## begin Supplied data
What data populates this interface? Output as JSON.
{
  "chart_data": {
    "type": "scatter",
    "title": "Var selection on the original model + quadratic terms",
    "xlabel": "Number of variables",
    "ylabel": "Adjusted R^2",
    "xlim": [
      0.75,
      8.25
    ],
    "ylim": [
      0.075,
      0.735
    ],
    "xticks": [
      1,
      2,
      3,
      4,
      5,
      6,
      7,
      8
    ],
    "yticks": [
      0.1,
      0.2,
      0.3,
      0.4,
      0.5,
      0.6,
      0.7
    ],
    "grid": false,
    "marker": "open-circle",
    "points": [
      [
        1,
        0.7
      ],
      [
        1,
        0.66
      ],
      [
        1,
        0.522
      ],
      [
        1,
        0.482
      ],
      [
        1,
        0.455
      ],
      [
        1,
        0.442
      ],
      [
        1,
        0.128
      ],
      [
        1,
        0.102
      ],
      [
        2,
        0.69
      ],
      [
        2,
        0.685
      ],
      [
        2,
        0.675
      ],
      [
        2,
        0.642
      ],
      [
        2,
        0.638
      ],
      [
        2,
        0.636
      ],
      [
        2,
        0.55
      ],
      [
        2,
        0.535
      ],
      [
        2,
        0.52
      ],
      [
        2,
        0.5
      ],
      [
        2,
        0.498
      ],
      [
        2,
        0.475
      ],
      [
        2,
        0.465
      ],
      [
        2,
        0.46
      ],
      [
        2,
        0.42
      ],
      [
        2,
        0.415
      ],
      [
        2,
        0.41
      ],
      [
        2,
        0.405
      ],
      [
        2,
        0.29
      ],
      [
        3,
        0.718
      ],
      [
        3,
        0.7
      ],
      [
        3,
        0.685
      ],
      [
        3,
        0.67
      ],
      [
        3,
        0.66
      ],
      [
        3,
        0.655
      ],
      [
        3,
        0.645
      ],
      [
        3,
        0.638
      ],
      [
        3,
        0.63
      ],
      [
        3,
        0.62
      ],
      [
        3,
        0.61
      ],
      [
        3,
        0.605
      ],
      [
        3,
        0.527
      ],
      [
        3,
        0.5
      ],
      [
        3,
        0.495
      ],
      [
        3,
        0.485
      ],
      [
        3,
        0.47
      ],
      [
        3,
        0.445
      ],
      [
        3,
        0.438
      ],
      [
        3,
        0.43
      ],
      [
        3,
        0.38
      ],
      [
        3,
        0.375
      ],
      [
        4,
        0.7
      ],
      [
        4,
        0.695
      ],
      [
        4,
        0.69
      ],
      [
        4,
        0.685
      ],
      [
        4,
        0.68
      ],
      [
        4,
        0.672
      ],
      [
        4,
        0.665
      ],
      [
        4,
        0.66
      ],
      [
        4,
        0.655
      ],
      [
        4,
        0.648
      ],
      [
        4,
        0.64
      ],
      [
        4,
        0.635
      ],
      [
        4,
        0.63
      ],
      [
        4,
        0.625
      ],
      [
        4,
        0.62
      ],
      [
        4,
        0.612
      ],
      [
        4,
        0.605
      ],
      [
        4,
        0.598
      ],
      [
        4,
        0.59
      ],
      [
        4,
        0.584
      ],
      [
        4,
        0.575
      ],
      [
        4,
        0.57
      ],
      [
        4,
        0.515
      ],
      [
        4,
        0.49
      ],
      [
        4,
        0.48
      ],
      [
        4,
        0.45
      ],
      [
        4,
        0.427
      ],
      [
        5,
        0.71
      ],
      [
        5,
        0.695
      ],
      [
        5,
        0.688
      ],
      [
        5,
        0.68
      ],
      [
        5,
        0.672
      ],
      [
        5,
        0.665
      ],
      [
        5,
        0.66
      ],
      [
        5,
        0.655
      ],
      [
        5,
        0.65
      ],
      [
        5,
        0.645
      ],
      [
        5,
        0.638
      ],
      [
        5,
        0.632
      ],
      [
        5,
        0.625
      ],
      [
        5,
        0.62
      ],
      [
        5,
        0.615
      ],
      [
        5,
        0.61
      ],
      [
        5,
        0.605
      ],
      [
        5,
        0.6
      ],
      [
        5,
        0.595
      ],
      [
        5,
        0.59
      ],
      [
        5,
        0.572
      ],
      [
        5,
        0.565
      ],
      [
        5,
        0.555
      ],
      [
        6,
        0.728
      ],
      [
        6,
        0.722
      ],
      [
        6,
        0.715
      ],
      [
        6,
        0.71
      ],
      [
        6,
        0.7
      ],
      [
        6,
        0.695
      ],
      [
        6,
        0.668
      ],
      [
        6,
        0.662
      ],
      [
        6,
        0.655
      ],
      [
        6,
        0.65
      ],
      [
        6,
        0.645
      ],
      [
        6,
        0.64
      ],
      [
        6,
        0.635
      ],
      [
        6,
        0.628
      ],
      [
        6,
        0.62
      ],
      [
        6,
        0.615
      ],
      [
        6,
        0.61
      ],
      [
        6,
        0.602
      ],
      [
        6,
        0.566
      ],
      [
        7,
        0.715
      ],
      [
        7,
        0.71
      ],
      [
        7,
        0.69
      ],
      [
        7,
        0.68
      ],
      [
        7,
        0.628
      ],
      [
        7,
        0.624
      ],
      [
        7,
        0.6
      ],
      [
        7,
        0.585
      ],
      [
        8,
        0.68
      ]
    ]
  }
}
## end Supplied data
# [What is asked]
Copy out the whole listing exactly.

# [Expected answer]
What data populates this interface? Output as JSON.
{
  "chart_data": {
    "type": "scatter",
    "title": "Var selection on the original model + quadratic terms",
    "xlabel": "Number of variables",
    "ylabel": "Adjusted R^2",
    "xlim": [
      0.75,
      8.25
    ],
    "ylim": [
      0.075,
      0.735
    ],
    "xticks": [
      1,
      2,
      3,
      4,
      5,
      6,
      7,
      8
    ],
    "yticks": [
      0.1,
      0.2,
      0.3,
      0.4,
      0.5,
      0.6,
      0.7
    ],
    "grid": false,
    "marker": "open-circle",
    "points": [
      [
        1,
        0.7
      ],
      [
        1,
        0.66
      ],
      [
        1,
        0.522
      ],
      [
        1,
        0.482
      ],
      [
        1,
        0.455
      ],
      [
        1,
        0.442
      ],
      [
        1,
        0.128
      ],
      [
        1,
        0.102
      ],
      [
        2,
        0.69
      ],
      [
        2,
        0.685
      ],
      [
        2,
        0.675
      ],
      [
        2,
        0.642
      ],
      [
        2,
        0.638
      ],
      [
        2,
        0.636
      ],
      [
        2,
        0.55
      ],
      [
        2,
        0.535
      ],
      [
        2,
        0.52
      ],
      [
        2,
        0.5
      ],
      [
        2,
        0.498
      ],
      [
        2,
        0.475
      ],
      [
        2,
        0.465
      ],
      [
        2,
        0.46
      ],
      [
        2,
        0.42
      ],
      [
        2,
        0.415
      ],
      [
        2,
        0.41
      ],
      [
        2,
        0.405
      ],
      [
        2,
        0.29
      ],
      [
        3,
        0.718
      ],
      [
        3,
        0.7
      ],
      [
        3,
        0.685
      ],
      [
        3,
        0.67
      ],
      [
        3,
        0.66
      ],
      [
        3,
        0.655
      ],
      [
        3,
        0.645
      ],
      [
        3,
        0.638
      ],
      [
        3,
        0.63
      ],
      [
        3,
        0.62
      ],
      [
        3,
        0.61
      ],
      [
        3,
        0.605
      ],
      [
        3,
        0.527
      ],
      [
        3,
        0.5
      ],
      [
        3,
        0.495
      ],
      [
        3,
        0.485
      ],
      [
        3,
        0.47
      ],
      [
        3,
        0.445
      ],
      [
        3,
        0.438
      ],
      [
        3,
        0.43
      ],
      [
        3,
        0.38
      ],
      [
        3,
        0.375
      ],
      [
        4,
        0.7
      ],
      [
        4,
        0.695
      ],
      [
        4,
        0.69
      ],
      [
        4,
        0.685
      ],
      [
        4,
        0.68
      ],
      [
        4,
        0.672
      ],
      [
        4,
        0.665
      ],
      [
        4,
        0.66
      ],
      [
        4,
        0.655
      ],
      [
        4,
        0.648
      ],
      [
        4,
        0.64
      ],
      [
        4,
        0.635
      ],
      [
        4,
        0.63
      ],
      [
        4,
        0.625
      ],
      [
        4,
        0.62
      ],
      [
        4,
        0.612
      ],
      [
        4,
        0.605
      ],
      [
        4,
        0.598
      ],
      [
        4,
        0.59
      ],
      [
        4,
        0.584
      ],
      [
        4,
        0.575
      ],
      [
        4,
        0.57
      ],
      [
        4,
        0.515
      ],
      [
        4,
        0.49
      ],
      [
        4,
        0.48
      ],
      [
        4,
        0.45
      ],
      [
        4,
        0.427
      ],
      [
        5,
        0.71
      ],
      [
        5,
        0.695
      ],
      [
        5,
        0.688
      ],
      [
        5,
        0.68
      ],
      [
        5,
        0.672
      ],
      [
        5,
        0.665
      ],
      [
        5,
        0.66
      ],
      [
        5,
        0.655
      ],
      [
        5,
        0.65
      ],
      [
        5,
        0.645
      ],
      [
        5,
        0.638
      ],
      [
        5,
        0.632
      ],
      [
        5,
        0.625
      ],
      [
        5,
        0.62
      ],
      [
        5,
        0.615
      ],
      [
        5,
        0.61
      ],
      [
        5,
        0.605
      ],
      [
        5,
        0.6
      ],
      [
        5,
        0.595
      ],
      [
        5,
        0.59
      ],
      [
        5,
        0.572
      ],
      [
        5,
        0.565
      ],
      [
        5,
        0.555
      ],
      [
        6,
        0.728
      ],
      [
        6,
        0.722
      ],
      [
        6,
        0.715
      ],
      [
        6,
        0.71
      ],
      [
        6,
        0.7
      ],
      [
        6,
        0.695
      ],
      [
        6,
        0.668
      ],
      [
        6,
        0.662
      ],
      [
        6,
        0.655
      ],
      [
        6,
        0.65
      ],
      [
        6,
        0.645
      ],
      [
        6,
        0.64
      ],
      [
        6,
        0.635
      ],
      [
        6,
        0.628
      ],
      [
        6,
        0.62
      ],
      [
        6,
        0.615
      ],
      [
        6,
        0.61
      ],
      [
        6,
        0.602
      ],
      [
        6,
        0.566
      ],
      [
        7,
        0.715
      ],
      [
        7,
        0.71
      ],
      [
        7,
        0.69
      ],
      [
        7,
        0.68
      ],
      [
        7,
        0.628
      ],
      [
        7,
        0.624
      ],
      [
        7,
        0.6
      ],
      [
        7,
        0.585
      ],
      [
        8,
        0.68
      ]
    ]
  }
}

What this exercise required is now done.